* START *

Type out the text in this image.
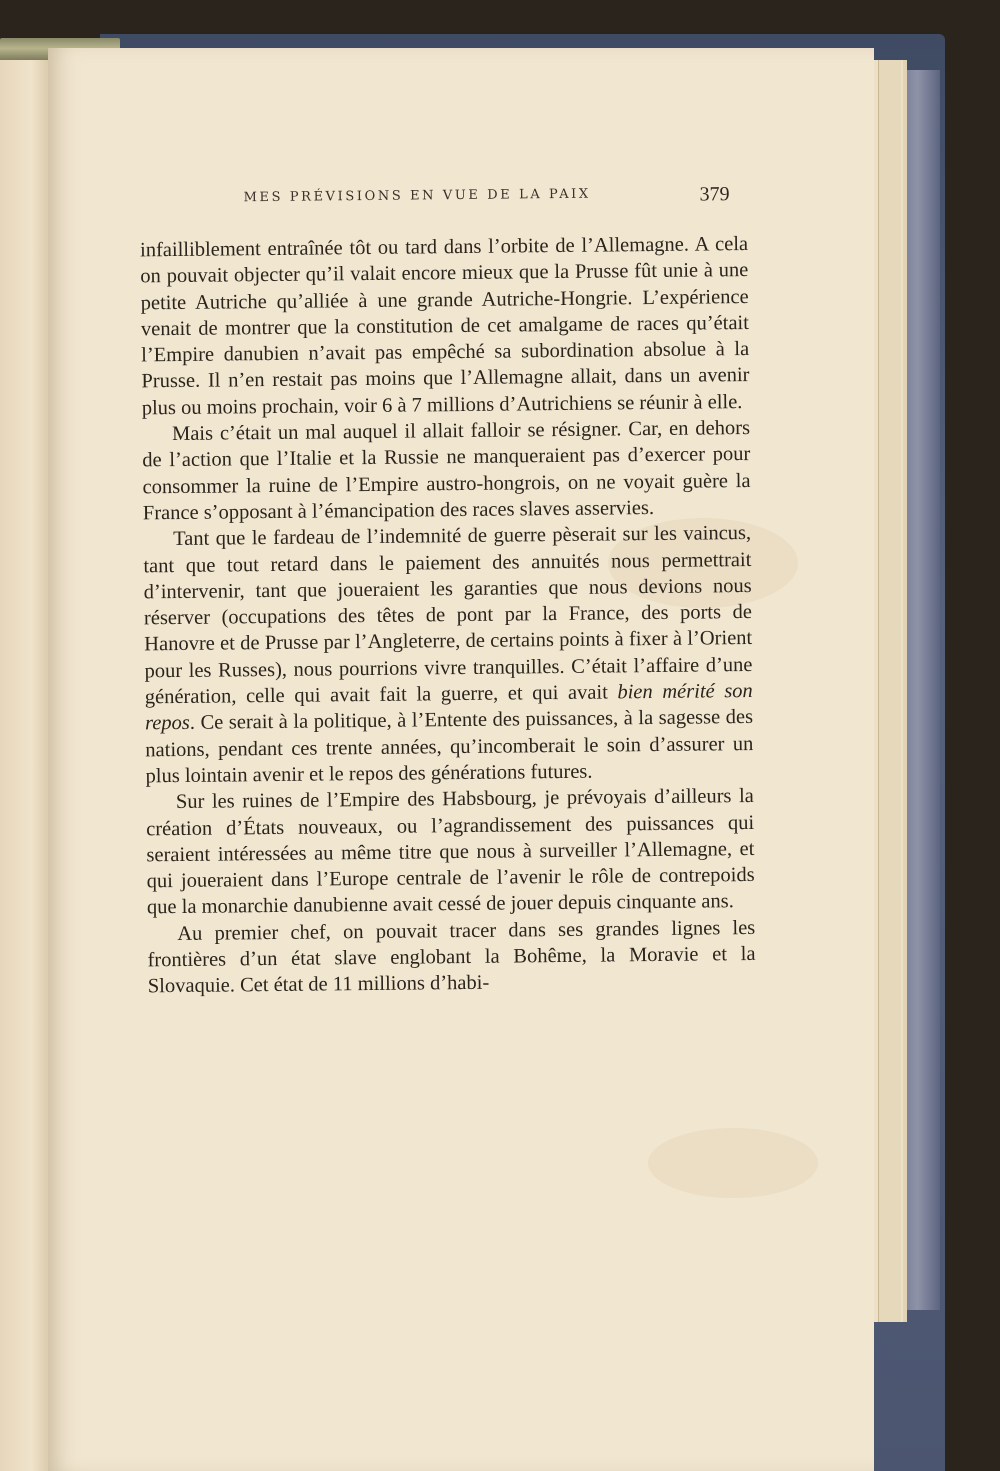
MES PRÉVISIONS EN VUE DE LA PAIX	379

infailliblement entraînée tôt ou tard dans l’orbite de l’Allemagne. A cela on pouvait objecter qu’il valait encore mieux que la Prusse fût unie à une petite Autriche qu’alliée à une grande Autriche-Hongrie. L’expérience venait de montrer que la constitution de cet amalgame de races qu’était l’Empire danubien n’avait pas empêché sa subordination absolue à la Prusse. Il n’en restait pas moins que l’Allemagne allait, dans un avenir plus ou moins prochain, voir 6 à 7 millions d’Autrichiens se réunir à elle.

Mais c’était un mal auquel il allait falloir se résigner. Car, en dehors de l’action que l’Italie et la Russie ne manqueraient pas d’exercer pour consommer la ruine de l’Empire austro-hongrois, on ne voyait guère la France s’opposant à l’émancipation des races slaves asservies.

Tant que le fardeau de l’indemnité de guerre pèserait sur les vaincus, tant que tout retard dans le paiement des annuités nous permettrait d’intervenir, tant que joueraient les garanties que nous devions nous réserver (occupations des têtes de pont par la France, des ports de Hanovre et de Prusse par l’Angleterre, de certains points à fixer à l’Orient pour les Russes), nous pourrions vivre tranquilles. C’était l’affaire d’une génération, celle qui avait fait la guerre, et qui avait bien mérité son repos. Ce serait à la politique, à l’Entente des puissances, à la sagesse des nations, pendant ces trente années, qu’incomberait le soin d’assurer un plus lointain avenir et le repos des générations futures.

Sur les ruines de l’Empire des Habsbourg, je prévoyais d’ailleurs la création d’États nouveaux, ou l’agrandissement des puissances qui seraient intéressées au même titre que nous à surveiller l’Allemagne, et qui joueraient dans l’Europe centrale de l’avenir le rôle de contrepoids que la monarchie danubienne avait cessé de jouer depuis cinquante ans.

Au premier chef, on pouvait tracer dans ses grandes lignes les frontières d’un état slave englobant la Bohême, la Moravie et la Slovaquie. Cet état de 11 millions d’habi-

* END *
* START *

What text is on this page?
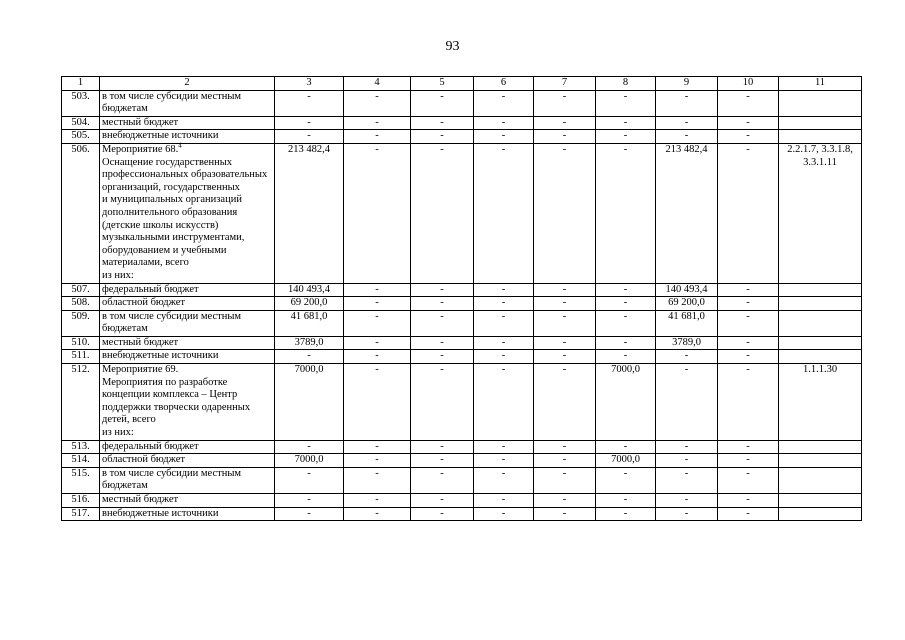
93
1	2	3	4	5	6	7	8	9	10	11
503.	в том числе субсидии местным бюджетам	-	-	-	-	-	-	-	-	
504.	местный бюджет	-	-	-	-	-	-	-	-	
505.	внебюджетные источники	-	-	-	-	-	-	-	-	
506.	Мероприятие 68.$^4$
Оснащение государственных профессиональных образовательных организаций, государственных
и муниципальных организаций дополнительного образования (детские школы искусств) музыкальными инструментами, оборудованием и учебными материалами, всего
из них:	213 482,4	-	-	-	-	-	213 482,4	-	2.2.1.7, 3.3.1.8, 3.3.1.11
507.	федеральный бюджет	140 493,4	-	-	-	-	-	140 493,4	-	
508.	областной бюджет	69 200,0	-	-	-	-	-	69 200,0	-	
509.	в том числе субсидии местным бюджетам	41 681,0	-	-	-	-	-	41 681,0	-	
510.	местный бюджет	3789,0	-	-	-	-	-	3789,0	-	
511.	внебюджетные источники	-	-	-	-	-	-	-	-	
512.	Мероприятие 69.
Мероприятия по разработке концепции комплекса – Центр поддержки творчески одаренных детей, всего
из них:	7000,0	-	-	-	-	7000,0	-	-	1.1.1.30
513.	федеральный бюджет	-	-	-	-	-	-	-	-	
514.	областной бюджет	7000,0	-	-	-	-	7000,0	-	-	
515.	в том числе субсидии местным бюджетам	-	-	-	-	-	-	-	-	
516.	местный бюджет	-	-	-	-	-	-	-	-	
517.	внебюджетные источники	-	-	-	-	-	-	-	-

* END *

Your objective —
Examine the data above and state how many of its lines contain the word "местный", with no further remarks.

Response to this exercise —
3